(Data items)
________

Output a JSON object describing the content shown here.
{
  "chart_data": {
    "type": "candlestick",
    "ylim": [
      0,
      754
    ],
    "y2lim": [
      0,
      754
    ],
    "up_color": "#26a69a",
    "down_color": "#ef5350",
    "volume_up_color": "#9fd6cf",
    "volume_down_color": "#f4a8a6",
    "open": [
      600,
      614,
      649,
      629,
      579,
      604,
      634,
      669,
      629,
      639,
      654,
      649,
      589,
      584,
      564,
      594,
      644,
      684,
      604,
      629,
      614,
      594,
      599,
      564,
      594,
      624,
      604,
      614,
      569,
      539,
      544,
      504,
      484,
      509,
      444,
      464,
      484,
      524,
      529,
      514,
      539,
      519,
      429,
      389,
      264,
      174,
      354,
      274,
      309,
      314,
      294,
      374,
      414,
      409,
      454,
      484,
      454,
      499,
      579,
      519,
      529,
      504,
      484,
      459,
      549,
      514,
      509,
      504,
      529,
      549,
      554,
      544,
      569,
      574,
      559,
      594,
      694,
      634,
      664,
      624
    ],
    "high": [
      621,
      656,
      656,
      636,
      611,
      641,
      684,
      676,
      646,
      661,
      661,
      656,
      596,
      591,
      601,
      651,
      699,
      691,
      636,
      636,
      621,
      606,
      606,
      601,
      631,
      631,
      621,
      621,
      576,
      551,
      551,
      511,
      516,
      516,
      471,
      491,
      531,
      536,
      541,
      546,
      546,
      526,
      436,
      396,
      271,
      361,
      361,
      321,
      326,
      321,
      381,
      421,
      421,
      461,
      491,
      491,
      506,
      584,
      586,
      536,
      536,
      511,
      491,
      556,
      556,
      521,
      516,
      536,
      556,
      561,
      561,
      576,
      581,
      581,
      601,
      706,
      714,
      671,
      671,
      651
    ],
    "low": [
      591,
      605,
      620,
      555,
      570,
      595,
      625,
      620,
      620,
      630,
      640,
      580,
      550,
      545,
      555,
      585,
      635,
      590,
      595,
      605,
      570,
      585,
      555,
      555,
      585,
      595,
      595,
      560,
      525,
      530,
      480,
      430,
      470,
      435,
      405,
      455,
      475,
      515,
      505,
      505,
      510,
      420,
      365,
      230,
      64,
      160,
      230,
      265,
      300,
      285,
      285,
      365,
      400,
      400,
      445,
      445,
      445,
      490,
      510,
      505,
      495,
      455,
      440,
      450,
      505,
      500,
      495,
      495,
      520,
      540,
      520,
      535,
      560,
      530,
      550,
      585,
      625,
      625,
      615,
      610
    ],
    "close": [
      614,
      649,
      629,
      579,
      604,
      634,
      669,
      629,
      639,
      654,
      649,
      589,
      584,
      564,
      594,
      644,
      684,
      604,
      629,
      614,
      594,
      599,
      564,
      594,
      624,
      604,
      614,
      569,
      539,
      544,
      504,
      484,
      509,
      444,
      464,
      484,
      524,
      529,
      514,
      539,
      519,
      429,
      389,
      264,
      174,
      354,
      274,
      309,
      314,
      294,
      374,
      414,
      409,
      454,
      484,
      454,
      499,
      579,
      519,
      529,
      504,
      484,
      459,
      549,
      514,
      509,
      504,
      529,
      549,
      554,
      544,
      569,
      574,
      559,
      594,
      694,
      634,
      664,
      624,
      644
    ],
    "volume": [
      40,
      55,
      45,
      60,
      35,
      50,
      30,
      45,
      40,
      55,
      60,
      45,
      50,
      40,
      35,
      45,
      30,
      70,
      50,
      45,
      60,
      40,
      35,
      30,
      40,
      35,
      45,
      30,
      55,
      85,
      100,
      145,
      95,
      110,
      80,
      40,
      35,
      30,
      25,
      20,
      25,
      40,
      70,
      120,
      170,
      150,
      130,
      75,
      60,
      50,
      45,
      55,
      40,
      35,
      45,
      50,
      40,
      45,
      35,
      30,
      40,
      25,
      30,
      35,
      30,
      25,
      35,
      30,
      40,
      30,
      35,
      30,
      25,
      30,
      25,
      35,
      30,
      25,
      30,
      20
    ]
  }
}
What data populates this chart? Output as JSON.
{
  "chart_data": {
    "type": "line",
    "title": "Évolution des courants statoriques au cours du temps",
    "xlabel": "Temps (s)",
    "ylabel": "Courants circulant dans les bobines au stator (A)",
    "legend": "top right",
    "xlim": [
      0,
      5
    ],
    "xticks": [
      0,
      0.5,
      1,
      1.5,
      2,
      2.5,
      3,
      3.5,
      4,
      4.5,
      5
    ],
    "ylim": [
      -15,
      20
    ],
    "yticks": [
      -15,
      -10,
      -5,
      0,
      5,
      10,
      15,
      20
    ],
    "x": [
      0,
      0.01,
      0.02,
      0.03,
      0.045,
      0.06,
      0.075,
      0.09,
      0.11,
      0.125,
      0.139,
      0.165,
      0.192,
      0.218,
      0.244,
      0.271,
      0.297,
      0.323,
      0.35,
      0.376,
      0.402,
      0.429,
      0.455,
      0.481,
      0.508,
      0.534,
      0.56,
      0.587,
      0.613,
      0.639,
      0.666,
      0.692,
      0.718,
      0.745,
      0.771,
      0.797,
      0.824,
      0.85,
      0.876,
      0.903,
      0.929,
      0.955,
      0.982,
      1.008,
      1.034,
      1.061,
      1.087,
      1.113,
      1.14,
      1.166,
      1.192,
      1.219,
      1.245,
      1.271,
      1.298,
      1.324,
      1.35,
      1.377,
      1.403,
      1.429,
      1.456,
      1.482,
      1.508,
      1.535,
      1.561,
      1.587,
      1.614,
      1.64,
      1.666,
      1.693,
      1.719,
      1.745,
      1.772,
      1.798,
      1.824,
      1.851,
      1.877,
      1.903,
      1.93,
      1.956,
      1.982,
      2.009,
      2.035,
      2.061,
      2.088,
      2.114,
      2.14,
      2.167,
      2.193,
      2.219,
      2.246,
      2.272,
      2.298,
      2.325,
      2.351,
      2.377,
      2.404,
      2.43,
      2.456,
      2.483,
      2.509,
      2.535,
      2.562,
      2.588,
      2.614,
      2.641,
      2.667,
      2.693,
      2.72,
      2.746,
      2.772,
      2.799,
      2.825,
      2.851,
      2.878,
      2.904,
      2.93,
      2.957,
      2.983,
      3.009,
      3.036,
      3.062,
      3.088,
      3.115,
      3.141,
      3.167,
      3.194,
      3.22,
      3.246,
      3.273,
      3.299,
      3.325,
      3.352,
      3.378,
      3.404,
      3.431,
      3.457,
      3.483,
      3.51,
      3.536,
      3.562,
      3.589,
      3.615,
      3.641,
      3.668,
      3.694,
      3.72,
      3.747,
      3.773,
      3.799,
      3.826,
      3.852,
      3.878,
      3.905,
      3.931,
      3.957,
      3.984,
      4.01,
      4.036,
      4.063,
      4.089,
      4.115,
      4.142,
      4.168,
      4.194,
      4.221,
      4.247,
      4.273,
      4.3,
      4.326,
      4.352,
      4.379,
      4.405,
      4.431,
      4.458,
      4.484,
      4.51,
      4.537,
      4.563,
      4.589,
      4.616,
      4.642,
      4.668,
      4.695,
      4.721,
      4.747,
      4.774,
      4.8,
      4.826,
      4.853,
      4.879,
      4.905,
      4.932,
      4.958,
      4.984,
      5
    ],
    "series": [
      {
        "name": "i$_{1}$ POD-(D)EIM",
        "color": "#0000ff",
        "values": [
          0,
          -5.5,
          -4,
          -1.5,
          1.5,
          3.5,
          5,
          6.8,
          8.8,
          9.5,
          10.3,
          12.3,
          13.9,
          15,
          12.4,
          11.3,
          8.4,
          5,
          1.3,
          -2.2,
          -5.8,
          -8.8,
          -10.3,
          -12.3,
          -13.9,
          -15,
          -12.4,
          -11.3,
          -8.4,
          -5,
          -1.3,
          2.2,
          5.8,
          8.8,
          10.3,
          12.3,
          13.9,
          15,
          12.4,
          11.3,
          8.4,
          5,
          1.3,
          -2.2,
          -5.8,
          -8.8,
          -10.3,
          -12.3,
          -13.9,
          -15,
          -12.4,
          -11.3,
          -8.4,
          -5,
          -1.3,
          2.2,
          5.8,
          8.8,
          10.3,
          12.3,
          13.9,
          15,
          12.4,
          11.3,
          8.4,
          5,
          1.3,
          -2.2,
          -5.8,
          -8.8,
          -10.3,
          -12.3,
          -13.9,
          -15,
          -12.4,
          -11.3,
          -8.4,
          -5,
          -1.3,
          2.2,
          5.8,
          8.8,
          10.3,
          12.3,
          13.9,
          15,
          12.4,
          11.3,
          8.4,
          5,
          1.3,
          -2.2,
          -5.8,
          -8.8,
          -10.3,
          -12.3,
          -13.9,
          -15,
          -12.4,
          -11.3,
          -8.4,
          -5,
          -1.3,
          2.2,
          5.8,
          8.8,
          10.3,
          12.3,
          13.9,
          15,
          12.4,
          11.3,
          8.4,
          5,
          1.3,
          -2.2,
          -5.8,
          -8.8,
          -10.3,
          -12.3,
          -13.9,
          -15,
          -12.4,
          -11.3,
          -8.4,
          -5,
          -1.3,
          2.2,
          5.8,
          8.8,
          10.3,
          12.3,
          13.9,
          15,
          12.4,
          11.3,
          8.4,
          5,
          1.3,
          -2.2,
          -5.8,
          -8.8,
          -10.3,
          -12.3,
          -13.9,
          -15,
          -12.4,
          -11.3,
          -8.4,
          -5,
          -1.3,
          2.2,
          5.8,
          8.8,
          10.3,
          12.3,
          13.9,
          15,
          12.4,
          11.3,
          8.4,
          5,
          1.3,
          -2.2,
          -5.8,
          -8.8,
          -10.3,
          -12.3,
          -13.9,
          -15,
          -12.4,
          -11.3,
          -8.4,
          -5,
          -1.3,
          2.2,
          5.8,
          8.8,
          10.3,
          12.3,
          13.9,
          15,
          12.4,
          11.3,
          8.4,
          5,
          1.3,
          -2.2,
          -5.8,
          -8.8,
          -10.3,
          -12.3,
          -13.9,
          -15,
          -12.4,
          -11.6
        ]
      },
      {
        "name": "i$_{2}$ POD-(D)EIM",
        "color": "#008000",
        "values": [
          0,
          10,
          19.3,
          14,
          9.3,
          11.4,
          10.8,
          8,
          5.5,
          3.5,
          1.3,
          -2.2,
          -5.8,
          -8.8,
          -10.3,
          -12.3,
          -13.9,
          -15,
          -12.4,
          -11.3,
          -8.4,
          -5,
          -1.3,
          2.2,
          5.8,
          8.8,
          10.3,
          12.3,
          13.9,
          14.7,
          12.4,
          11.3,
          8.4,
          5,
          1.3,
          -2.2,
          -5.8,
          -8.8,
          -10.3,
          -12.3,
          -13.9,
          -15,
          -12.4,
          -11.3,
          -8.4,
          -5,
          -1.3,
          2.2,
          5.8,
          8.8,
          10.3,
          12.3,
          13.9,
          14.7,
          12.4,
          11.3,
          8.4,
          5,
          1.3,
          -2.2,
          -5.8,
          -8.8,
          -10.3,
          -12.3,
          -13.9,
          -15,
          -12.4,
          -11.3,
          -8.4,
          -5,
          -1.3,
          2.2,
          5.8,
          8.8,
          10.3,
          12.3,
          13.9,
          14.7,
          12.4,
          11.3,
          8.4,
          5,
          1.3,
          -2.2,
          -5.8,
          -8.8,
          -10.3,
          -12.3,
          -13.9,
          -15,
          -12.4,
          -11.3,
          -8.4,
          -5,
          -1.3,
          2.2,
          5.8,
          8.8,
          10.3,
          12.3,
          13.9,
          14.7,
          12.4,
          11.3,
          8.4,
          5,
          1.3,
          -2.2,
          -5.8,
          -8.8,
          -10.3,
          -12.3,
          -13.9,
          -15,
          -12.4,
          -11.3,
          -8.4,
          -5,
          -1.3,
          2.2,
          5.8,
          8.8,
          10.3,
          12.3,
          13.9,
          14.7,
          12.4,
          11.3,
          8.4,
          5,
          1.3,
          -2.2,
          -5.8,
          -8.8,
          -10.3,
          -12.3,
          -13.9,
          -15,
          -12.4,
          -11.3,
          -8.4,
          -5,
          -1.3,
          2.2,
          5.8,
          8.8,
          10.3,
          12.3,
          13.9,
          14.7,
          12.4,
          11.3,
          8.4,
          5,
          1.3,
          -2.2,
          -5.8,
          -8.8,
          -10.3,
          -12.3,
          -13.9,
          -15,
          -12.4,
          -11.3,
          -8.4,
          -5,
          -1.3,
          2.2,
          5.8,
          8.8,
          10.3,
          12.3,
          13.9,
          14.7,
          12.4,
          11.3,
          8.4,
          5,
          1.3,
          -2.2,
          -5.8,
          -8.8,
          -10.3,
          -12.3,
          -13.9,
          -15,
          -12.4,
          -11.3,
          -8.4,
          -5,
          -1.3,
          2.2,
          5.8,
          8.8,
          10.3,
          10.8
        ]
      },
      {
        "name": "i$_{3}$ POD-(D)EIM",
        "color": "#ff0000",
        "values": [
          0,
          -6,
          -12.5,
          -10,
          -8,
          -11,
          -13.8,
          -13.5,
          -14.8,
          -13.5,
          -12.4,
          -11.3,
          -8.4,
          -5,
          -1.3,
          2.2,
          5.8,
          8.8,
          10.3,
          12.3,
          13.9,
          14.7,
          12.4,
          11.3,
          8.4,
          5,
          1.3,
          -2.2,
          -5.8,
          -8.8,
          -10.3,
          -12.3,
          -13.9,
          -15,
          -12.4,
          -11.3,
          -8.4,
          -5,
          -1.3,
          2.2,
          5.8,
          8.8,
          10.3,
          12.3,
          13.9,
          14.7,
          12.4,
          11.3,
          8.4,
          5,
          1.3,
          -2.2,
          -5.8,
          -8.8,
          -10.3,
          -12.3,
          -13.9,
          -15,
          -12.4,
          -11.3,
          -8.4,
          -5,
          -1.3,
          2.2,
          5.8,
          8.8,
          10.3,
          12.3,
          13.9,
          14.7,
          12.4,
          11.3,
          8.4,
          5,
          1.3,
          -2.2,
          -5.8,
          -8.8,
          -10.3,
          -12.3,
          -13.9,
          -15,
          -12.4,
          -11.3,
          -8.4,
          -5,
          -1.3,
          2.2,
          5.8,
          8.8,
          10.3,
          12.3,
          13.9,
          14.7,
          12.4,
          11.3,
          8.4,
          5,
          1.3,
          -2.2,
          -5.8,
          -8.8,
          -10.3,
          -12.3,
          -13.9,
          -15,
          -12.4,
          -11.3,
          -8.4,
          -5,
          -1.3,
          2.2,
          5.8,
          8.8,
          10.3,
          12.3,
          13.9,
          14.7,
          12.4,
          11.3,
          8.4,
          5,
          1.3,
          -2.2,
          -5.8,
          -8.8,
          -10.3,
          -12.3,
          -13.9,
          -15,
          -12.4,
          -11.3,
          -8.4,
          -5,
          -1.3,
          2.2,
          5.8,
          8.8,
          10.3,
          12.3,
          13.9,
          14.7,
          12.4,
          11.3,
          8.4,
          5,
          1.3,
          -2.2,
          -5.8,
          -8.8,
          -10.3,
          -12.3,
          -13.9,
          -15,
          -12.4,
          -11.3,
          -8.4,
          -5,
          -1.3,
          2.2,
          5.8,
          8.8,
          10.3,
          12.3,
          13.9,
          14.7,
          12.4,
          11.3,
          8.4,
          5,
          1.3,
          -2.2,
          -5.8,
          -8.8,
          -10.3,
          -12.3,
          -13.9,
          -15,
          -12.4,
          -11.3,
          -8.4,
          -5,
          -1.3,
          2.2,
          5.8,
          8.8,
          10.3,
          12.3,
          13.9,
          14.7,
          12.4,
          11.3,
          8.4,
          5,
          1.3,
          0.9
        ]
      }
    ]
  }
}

________

The problem: Pull out all lines from the entries above that include the word "Output".

Task result:
Output a JSON object describing the content shown here.
What data populates this chart? Output as JSON.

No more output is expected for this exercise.